— begin —

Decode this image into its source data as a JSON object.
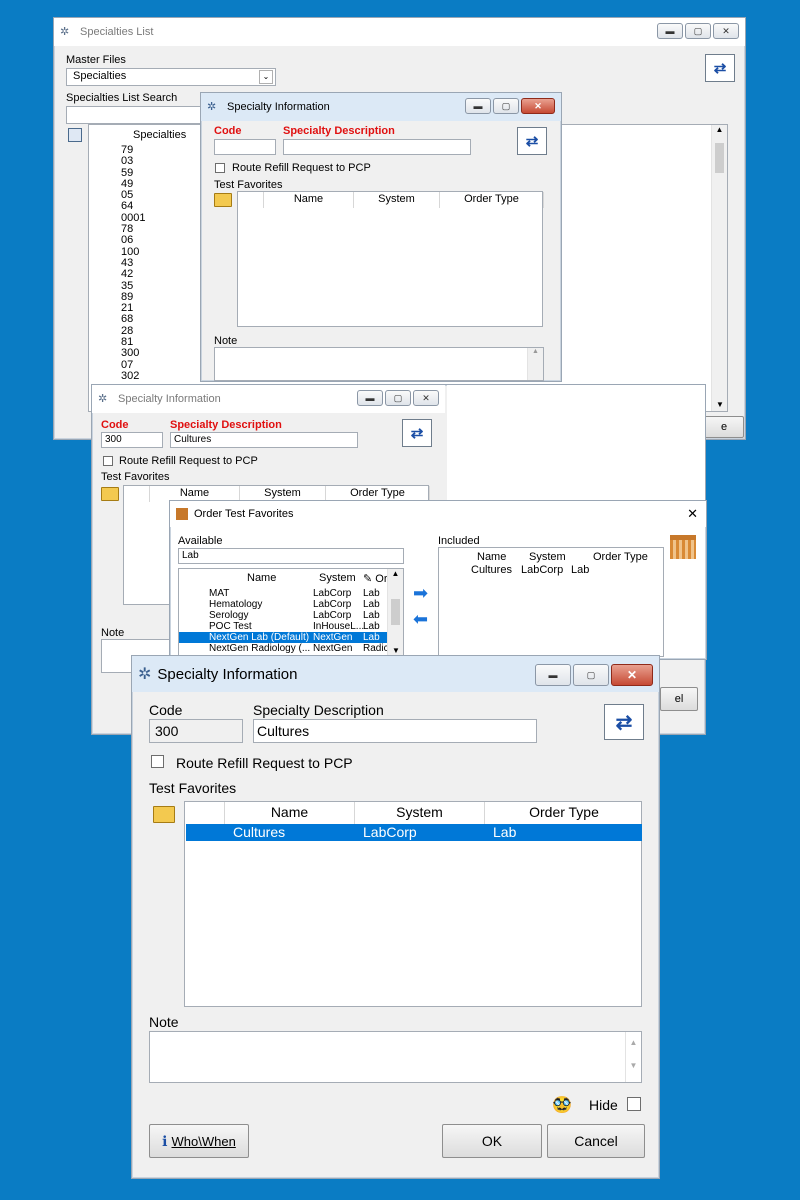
{
  "win1": {
    "title": "Specialties List",
    "master_files_label": "Master Files",
    "master_files_value": "Specialties",
    "search_label": "Specialties List Search",
    "list_header": "Specialties",
    "codes": [
      "79",
      "03",
      "59",
      "49",
      "05",
      "64",
      "0001",
      "78",
      "06",
      "100",
      "43",
      "42",
      "35",
      "89",
      "21",
      "68",
      "28",
      "81",
      "300",
      "07",
      "302"
    ],
    "partial_button": "e"
  },
  "win2": {
    "title": "Specialty Information",
    "code_label": "Code",
    "desc_label": "Specialty Description",
    "code_value": "",
    "desc_value": "",
    "route_label": "Route Refill Request to PCP",
    "test_favorites_label": "Test Favorites",
    "col_name": "Name",
    "col_system": "System",
    "col_order_type": "Order Type",
    "note_label": "Note"
  },
  "win3": {
    "title": "Specialty Information",
    "code_label": "Code",
    "desc_label": "Specialty Description",
    "code_value": "300",
    "desc_value": "Cultures",
    "route_label": "Route Refill Request to PCP",
    "test_favorites_label": "Test Favorites",
    "col_name": "Name",
    "col_system": "System",
    "col_order_type": "Order Type",
    "note_label": "Note",
    "partial_button": "el"
  },
  "win4": {
    "title": "Order Test Favorites",
    "close_glyph": "✕",
    "available_label": "Available",
    "search_value": "Lab",
    "included_label": "Included",
    "avail_cols": {
      "name": "Name",
      "system": "System",
      "order": "Or"
    },
    "available_rows": [
      {
        "name": "MAT",
        "system": "LabCorp",
        "type": "Lab"
      },
      {
        "name": "Hematology",
        "system": "LabCorp",
        "type": "Lab"
      },
      {
        "name": "Serology",
        "system": "LabCorp",
        "type": "Lab"
      },
      {
        "name": "POC Test",
        "system": "InHouseL...",
        "type": "Lab"
      },
      {
        "name": "NextGen Lab (Default)",
        "system": "NextGen",
        "type": "Lab"
      },
      {
        "name": "NextGen Radiology (...",
        "system": "NextGen",
        "type": "Radic"
      }
    ],
    "included_cols": {
      "name": "Name",
      "system": "System",
      "order_type": "Order Type"
    },
    "included_rows": [
      {
        "name": "Cultures",
        "system": "LabCorp",
        "type": "Lab"
      }
    ]
  },
  "win5": {
    "title": "Specialty Information",
    "code_label": "Code",
    "desc_label": "Specialty Description",
    "code_value": "300",
    "desc_value": "Cultures",
    "route_label": "Route Refill Request to PCP",
    "test_favorites_label": "Test Favorites",
    "col_name": "Name",
    "col_system": "System",
    "col_order_type": "Order Type",
    "rows": [
      {
        "name": "Cultures",
        "system": "LabCorp",
        "type": "Lab"
      }
    ],
    "note_label": "Note",
    "hide_label": "Hide",
    "who_when_label": "Who\\When",
    "ok_label": "OK",
    "cancel_label": "Cancel"
  },
  "colors": {
    "desktop": "#0a7cc4",
    "selection": "#0078d7",
    "required_label": "#e01010"
  }
}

— end —

#### [Job]
Print each line of the material above exactly, with the pictures removed from your copy.

#### [Solution]
Decode this image into its source data as a JSON object.
{
  "win1": {
    "title": "Specialties List",
    "master_files_label": "Master Files",
    "master_files_value": "Specialties",
    "search_label": "Specialties List Search",
    "list_header": "Specialties",
    "codes": [
      "79",
      "03",
      "59",
      "49",
      "05",
      "64",
      "0001",
      "78",
      "06",
      "100",
      "43",
      "42",
      "35",
      "89",
      "21",
      "68",
      "28",
      "81",
      "300",
      "07",
      "302"
    ],
    "partial_button": "e"
  },
  "win2": {
    "title": "Specialty Information",
    "code_label": "Code",
    "desc_label": "Specialty Description",
    "code_value": "",
    "desc_value": "",
    "route_label": "Route Refill Request to PCP",
    "test_favorites_label": "Test Favorites",
    "col_name": "Name",
    "col_system": "System",
    "col_order_type": "Order Type",
    "note_label": "Note"
  },
  "win3": {
    "title": "Specialty Information",
    "code_label": "Code",
    "desc_label": "Specialty Description",
    "code_value": "300",
    "desc_value": "Cultures",
    "route_label": "Route Refill Request to PCP",
    "test_favorites_label": "Test Favorites",
    "col_name": "Name",
    "col_system": "System",
    "col_order_type": "Order Type",
    "note_label": "Note",
    "partial_button": "el"
  },
  "win4": {
    "title": "Order Test Favorites",
    "close_glyph": "✕",
    "available_label": "Available",
    "search_value": "Lab",
    "included_label": "Included",
    "avail_cols": {
      "name": "Name",
      "system": "System",
      "order": "Or"
    },
    "available_rows": [
      {
        "name": "MAT",
        "system": "LabCorp",
        "type": "Lab"
      },
      {
        "name": "Hematology",
        "system": "LabCorp",
        "type": "Lab"
      },
      {
        "name": "Serology",
        "system": "LabCorp",
        "type": "Lab"
      },
      {
        "name": "POC Test",
        "system": "InHouseL...",
        "type": "Lab"
      },
      {
        "name": "NextGen Lab (Default)",
        "system": "NextGen",
        "type": "Lab"
      },
      {
        "name": "NextGen Radiology (...",
        "system": "NextGen",
        "type": "Radic"
      }
    ],
    "included_cols": {
      "name": "Name",
      "system": "System",
      "order_type": "Order Type"
    },
    "included_rows": [
      {
        "name": "Cultures",
        "system": "LabCorp",
        "type": "Lab"
      }
    ]
  },
  "win5": {
    "title": "Specialty Information",
    "code_label": "Code",
    "desc_label": "Specialty Description",
    "code_value": "300",
    "desc_value": "Cultures",
    "route_label": "Route Refill Request to PCP",
    "test_favorites_label": "Test Favorites",
    "col_name": "Name",
    "col_system": "System",
    "col_order_type": "Order Type",
    "rows": [
      {
        "name": "Cultures",
        "system": "LabCorp",
        "type": "Lab"
      }
    ],
    "note_label": "Note",
    "hide_label": "Hide",
    "who_when_label": "Who\\When",
    "ok_label": "OK",
    "cancel_label": "Cancel"
  },
  "colors": {
    "desktop": "#0a7cc4",
    "selection": "#0078d7",
    "required_label": "#e01010"
  }
}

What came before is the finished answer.